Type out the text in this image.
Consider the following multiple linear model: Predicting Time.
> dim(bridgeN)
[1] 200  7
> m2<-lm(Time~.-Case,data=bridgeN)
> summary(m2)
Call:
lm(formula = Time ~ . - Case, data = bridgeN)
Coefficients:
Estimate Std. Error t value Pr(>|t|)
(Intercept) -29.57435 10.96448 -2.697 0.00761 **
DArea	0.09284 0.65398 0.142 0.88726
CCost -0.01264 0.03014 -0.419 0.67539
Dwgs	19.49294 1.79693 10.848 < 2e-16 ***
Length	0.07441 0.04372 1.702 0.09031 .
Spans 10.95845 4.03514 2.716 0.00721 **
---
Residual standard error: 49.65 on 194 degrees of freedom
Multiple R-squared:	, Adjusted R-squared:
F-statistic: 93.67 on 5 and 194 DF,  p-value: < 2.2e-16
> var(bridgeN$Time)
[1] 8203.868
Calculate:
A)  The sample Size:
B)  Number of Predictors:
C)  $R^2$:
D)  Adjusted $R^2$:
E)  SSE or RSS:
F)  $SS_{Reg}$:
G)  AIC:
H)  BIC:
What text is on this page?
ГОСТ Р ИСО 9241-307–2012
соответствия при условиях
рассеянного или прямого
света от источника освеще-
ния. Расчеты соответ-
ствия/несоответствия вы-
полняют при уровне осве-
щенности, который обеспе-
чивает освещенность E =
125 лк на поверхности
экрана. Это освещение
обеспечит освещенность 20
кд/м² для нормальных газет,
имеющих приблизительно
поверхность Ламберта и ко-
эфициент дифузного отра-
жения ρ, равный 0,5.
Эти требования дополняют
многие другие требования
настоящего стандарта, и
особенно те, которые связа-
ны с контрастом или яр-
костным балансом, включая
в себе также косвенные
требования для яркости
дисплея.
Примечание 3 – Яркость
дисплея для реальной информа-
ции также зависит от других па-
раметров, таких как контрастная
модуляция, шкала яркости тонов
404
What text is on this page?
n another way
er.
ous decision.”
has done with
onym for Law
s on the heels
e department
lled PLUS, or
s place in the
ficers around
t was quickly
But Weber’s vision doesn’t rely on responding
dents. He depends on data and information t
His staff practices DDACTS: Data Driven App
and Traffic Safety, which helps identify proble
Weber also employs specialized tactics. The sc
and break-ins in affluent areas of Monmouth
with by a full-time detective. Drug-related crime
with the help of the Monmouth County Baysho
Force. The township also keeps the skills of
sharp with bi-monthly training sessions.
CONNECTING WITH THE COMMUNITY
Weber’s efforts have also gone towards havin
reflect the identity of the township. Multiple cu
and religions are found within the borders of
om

--------------------------------------------------

**The exercise:** Each record above should be repeated exactly as it appears.

**Answer in full:**
Type out the text in this image.
Consider the following multiple linear model: Predicting Time.
> dim(bridgeN)
[1] 200  7
> m2<-lm(Time~.-Case,data=bridgeN)
> summary(m2)
Call:
lm(formula = Time ~ . - Case, data = bridgeN)
Coefficients:
Estimate Std. Error t value Pr(>|t|)
(Intercept) -29.57435 10.96448 -2.697 0.00761 **
DArea	0.09284 0.65398 0.142 0.88726
CCost -0.01264 0.03014 -0.419 0.67539
Dwgs	19.49294 1.79693 10.848 < 2e-16 ***
Length	0.07441 0.04372 1.702 0.09031 .
Spans 10.95845 4.03514 2.716 0.00721 **
---
Residual standard error: 49.65 on 194 degrees of freedom
Multiple R-squared:	, Adjusted R-squared:
F-statistic: 93.67 on 5 and 194 DF,  p-value: < 2.2e-16
> var(bridgeN$Time)
[1] 8203.868
Calculate:
A)  The sample Size:
B)  Number of Predictors:
C)  $R^2$:
D)  Adjusted $R^2$:
E)  SSE or RSS:
F)  $SS_{Reg}$:
G)  AIC:
H)  BIC:
What text is on this page?
ГОСТ Р ИСО 9241-307–2012
соответствия при условиях
рассеянного или прямого
света от источника освеще-
ния. Расчеты соответ-
ствия/несоответствия вы-
полняют при уровне осве-
щенности, который обеспе-
чивает освещенность E =
125 лк на поверхности
экрана. Это освещение
обеспечит освещенность 20
кд/м² для нормальных газет,
имеющих приблизительно
поверхность Ламберта и ко-
эфициент дифузного отра-
жения ρ, равный 0,5.
Эти требования дополняют
многие другие требования
настоящего стандарта, и
особенно те, которые связа-
ны с контрастом или яр-
костным балансом, включая
в себе также косвенные
требования для яркости
дисплея.
Примечание 3 – Яркость
дисплея для реальной информа-
ции также зависит от других па-
раметров, таких как контрастная
модуляция, шкала яркости тонов
404
What text is on this page?
n another way
er.
ous decision.”
has done with
onym for Law
s on the heels
e department
lled PLUS, or
s place in the
ficers around
t was quickly
But Weber’s vision doesn’t rely on responding
dents. He depends on data and information t
His staff practices DDACTS: Data Driven App
and Traffic Safety, which helps identify proble
Weber also employs specialized tactics. The sc
and break-ins in affluent areas of Monmouth
with by a full-time detective. Drug-related crime
with the help of the Monmouth County Baysho
Force. The township also keeps the skills of
sharp with bi-monthly training sessions.
CONNECTING WITH THE COMMUNITY
Weber’s efforts have also gone towards havin
reflect the identity of the township. Multiple cu
and religions are found within the borders of
om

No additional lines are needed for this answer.